Rifiuti, Tari e stallo amministrativo: Zicari attacca il sistema SRR e chiede un Consiglio comunale aperto
Il tema dei rifiuti torna a scuotere il dibattito politico ad Agrigento e lo fa con toni duri. A intervenire è Roberta Zicari, presidente della VI Commissione consiliare, che punta il dito contro l’attuale assetto del sistema e contro le responsabilità politiche accumulate negli ultimi anni.
Nel mirino finiscono innanzitutto le SRR, giudicate strutture inefficaci e lontane dai territori. «La verità che nessuno vuole dire – afferma Zicari – è che le SRR sono dei carrozzoni che andrebbero liquidati». Secondo la presidente della VI Commissione, la soluzione non passa da nuovi organismi intermedi ma da un ritorno alla gestione diretta: «Il personale dovrebbe essere assegnato ai Comuni, non licenziato, ma assunto dagli enti locali, mentre il servizio dovrebbe tornare a essere gestito dal Libero Consorzio o direttamente dai Comuni».
Zicari richiama anche un precedente politico significativo, ricordando come un tentativo di riforma sia stato stoppato senza distinzioni di schieramento. «Quando il presidente Musumeci provò a intervenire in questa direzione, la norma venne bocciata trasversalmente», sottolinea, evidenziando una responsabilità politica diffusa che va oltre le appartenenze.
Da qui la richiesta di un cambio di metodo. La presidente della VI Commissione torna a sollecitare la convocazione di un Consiglio comunale aperto, che affronti non solo la questione rifiuti ma i nodi strutturali della città. «Chiedo al sindaco e al presidente del Consiglio comunale un confronto pubblico su rifiuti, piano regolatore, tassa di soggiorno e rottamazione delle cartelle», afferma.
Il giudizio sulla città è netto e amaro. «Non è possibile che Agrigento continui a essere una terra grigia, piena di paradossi, dove tutto è sempre borderline», dice Zicari, che invoca «regole chiare, trasparenza, procedure condivise e partecipazione».
Nel passaggio finale, pur lasciando spazio ai chiarimenti istituzionali, l’affondo politico è diretto all’amministrazione in carica. «Sono sicura che il presidente Pendolino chiarirà il suo operato – conclude – ma resta un dato politico: in cinque anni questa amministrazione non è riuscita a migliorare il servizio di nettezza urbana, ha aumentato la Tari e oggi non dice una sola parola sulla gara d’appalto».

==============================

**Domande di studio:**
- a) Rispondi alle seguenti domande sull'articolo sui rifiuti ad Agrigento.
(i) Quale commissione consiliare presiede Roberta Zicari?
(ii) Secondo Zicari, da chi dovrebbe essere assunto il personale delle SRR?
(iii) Quali temi, oltre ai rifiuti, Zicari vuole affrontare nel confronto pubblico?
- b) Scrivi il seguito dell'articolo sui rifiuti ad Agrigento, a partire dall'ultima frase riportata.

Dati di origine

==============================

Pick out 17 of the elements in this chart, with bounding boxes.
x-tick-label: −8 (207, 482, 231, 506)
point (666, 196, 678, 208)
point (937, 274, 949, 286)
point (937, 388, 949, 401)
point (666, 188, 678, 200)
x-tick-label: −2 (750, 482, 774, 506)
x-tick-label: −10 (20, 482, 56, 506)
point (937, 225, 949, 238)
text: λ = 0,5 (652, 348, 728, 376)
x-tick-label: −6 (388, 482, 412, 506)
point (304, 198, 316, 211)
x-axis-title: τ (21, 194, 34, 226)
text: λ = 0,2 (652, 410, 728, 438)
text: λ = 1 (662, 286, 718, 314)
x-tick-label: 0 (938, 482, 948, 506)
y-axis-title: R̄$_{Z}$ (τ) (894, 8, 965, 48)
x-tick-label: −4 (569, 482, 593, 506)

==============================

**Soluzioni:**
- a)
(i) La VI Commissione consiliare.
(ii) Dagli enti locali, cioè dai Comuni.
(iii) Piano regolatore, tassa di soggiorno e rottamazione delle cartelle.

- b)
Un attacco che riporta al centro dell’agenda politica cittadina il tema della gestione dei servizi essenziali e che apre, inevitabilmente, a nuovi fronti di confronto dentro e fuori il Consiglio comunale.
L’appello sulla rottamazione delle cartelle
Nella stessa giornata, Zicari è intervenuta anche su un altro fronte caldo, quello della rottamazione delle cartelle e della cosiddetta pace fiscale, rivolgendo un appello diretto al presidente del Consiglio comunale. «Le rivolgo un appello accorato: convochi il Consiglio e ci faccia votare l’adesione alla rottamazione delle cartelle, ovvero la pace fiscale», afferma la presidente della VI Commissione, indicando anche una possibile finestra temporale: «Realisticamente la prima data utile potrebbe essere giovedì 8 febbraio. La prego di riunirci».
Nel suo intervento, Zicari rivendica il ruolo svolto dall’opposizione negli ultimi anni e denuncia l’inefficacia del voto contrario di fronte alle scelte della maggioranza. «Come opposizione ci siamo opposti a tutti gli aumenti della Tari, ai pignoramenti dei conti correnti, al progetto di Villa del Sole. Ma il nostro voto contrario non è bastato a bloccare le volontà dell’Amministrazione», sottolinea.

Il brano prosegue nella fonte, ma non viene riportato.